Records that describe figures
════════
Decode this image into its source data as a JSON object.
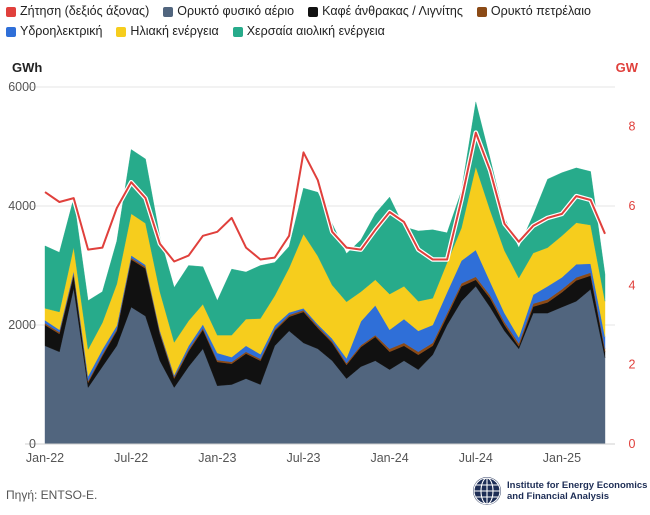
{
  "legend": [
    {
      "name": "Ζήτηση (δεξιός άξονας)",
      "color": "#e0403c"
    },
    {
      "name": "Ορυκτό φυσικό αέριο",
      "color": "#51657e"
    },
    {
      "name": "Καφέ άνθρακας / Λιγνίτης",
      "color": "#111111"
    },
    {
      "name": "Ορυκτό πετρέλαιο",
      "color": "#8b4a16"
    },
    {
      "name": "Υδροηλεκτρική",
      "color": "#2f6fd8"
    },
    {
      "name": "Ηλιακή ενέργεια",
      "color": "#f6cd1d"
    },
    {
      "name": "Χερσαία αιολική ενέργεια",
      "color": "#27ab8b"
    }
  ],
  "units": {
    "left": "GWh",
    "right": "GW"
  },
  "source": "Πηγή: ENTSO-E.",
  "logo": {
    "line1": "Institute for Energy Economics",
    "line2": "and Financial Analysis"
  },
  "chart_data": {
    "type": "area",
    "stacked": true,
    "x": [
      "Jan-22",
      "Feb-22",
      "Mar-22",
      "Apr-22",
      "May-22",
      "Jun-22",
      "Jul-22",
      "Aug-22",
      "Sep-22",
      "Oct-22",
      "Nov-22",
      "Dec-22",
      "Jan-23",
      "Feb-23",
      "Mar-23",
      "Apr-23",
      "May-23",
      "Jun-23",
      "Jul-23",
      "Aug-23",
      "Sep-23",
      "Oct-23",
      "Nov-23",
      "Dec-23",
      "Jan-24",
      "Feb-24",
      "Mar-24",
      "Apr-24",
      "May-24",
      "Jun-24",
      "Jul-24",
      "Aug-24",
      "Sep-24",
      "Oct-24",
      "Nov-24",
      "Dec-24",
      "Jan-25",
      "Feb-25",
      "Mar-25",
      "Apr-25"
    ],
    "x_tick_labels": [
      "Jan-22",
      "Jul-22",
      "Jan-23",
      "Jul-23",
      "Jan-24",
      "Jul-24",
      "Jan-25"
    ],
    "y_left": {
      "label": "GWh",
      "range": [
        0,
        6000
      ],
      "ticks": [
        0,
        2000,
        4000,
        6000
      ]
    },
    "y_right": {
      "label": "GW",
      "range": [
        0,
        9
      ],
      "ticks": [
        0,
        2,
        4,
        6,
        8
      ]
    },
    "series": [
      {
        "name": "Ορυκτό φυσικό αέριο",
        "color": "#51657e",
        "values": [
          1650,
          1550,
          2620,
          950,
          1300,
          1650,
          2300,
          2150,
          1400,
          950,
          1300,
          1600,
          980,
          1000,
          1100,
          1000,
          1650,
          1900,
          1700,
          1600,
          1400,
          1100,
          1300,
          1400,
          1250,
          1400,
          1250,
          1500,
          2000,
          2400,
          2650,
          2300,
          1900,
          1600,
          2200,
          2200,
          2300,
          2400,
          2600,
          1450
        ]
      },
      {
        "name": "Καφέ άνθρακας / Λιγνίτης",
        "color": "#111111",
        "values": [
          350,
          300,
          220,
          80,
          180,
          250,
          800,
          800,
          450,
          150,
          260,
          320,
          400,
          350,
          420,
          400,
          250,
          240,
          520,
          350,
          300,
          230,
          330,
          400,
          300,
          250,
          250,
          150,
          150,
          250,
          110,
          150,
          100,
          40,
          110,
          180,
          250,
          350,
          230,
          100
        ]
      },
      {
        "name": "Ορυκτό πετρέλαιο",
        "color": "#8b4a16",
        "values": [
          30,
          30,
          30,
          30,
          30,
          30,
          30,
          30,
          30,
          30,
          30,
          30,
          30,
          30,
          30,
          30,
          30,
          30,
          30,
          30,
          30,
          30,
          30,
          30,
          50,
          50,
          50,
          50,
          50,
          50,
          50,
          50,
          50,
          50,
          50,
          50,
          50,
          50,
          50,
          50
        ]
      },
      {
        "name": "Υδροηλεκτρική",
        "color": "#2f6fd8",
        "values": [
          50,
          40,
          40,
          80,
          80,
          60,
          40,
          30,
          30,
          30,
          60,
          60,
          120,
          80,
          100,
          80,
          60,
          40,
          30,
          30,
          40,
          80,
          400,
          500,
          320,
          400,
          350,
          300,
          350,
          380,
          450,
          230,
          150,
          100,
          150,
          220,
          200,
          220,
          150,
          200
        ]
      },
      {
        "name": "Ηλιακή ενέργεια",
        "color": "#f6cd1d",
        "values": [
          200,
          300,
          400,
          450,
          450,
          700,
          700,
          700,
          650,
          550,
          420,
          340,
          300,
          370,
          450,
          600,
          500,
          750,
          1250,
          1150,
          900,
          950,
          500,
          430,
          600,
          550,
          500,
          450,
          500,
          550,
          1400,
          1200,
          1050,
          1000,
          700,
          650,
          700,
          700,
          650,
          600
        ]
      },
      {
        "name": "Χερσαία αιολική ενέργεια",
        "color": "#27ab8b",
        "values": [
          1050,
          1000,
          820,
          820,
          520,
          720,
          1080,
          1080,
          920,
          920,
          930,
          630,
          580,
          1110,
          790,
          890,
          560,
          360,
          770,
          1070,
          1030,
          810,
          870,
          1110,
          1630,
          1000,
          1180,
          1150,
          500,
          620,
          1090,
          870,
          550,
          510,
          640,
          1150,
          1060,
          920,
          900,
          450
        ]
      }
    ],
    "line_series": {
      "name": "Ζήτηση (δεξιός άξονας)",
      "axis": "right",
      "color": "#e0403c",
      "values": [
        6.35,
        6.1,
        6.2,
        4.9,
        4.95,
        5.95,
        6.6,
        6.2,
        5.05,
        4.6,
        4.75,
        5.25,
        5.35,
        5.7,
        4.95,
        4.65,
        4.7,
        5.25,
        7.35,
        6.65,
        5.35,
        4.95,
        4.9,
        5.4,
        5.85,
        5.6,
        4.9,
        4.65,
        4.65,
        6.15,
        7.85,
        6.9,
        5.55,
        5.1,
        5.5,
        5.7,
        5.8,
        6.25,
        6.15,
        5.3
      ]
    }
  }
}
════════
» Short exercise
Copy all the lines above that hold the string "Ορυκτό".

» Result of the task
      "name": "Ορυκτό φυσικό αέριο",
      "name": "Ορυκτό πετρέλαιο",
        "name": "Ορυκτό φυσικό αέριο",
        "name": "Ορυκτό πετρέλαιο",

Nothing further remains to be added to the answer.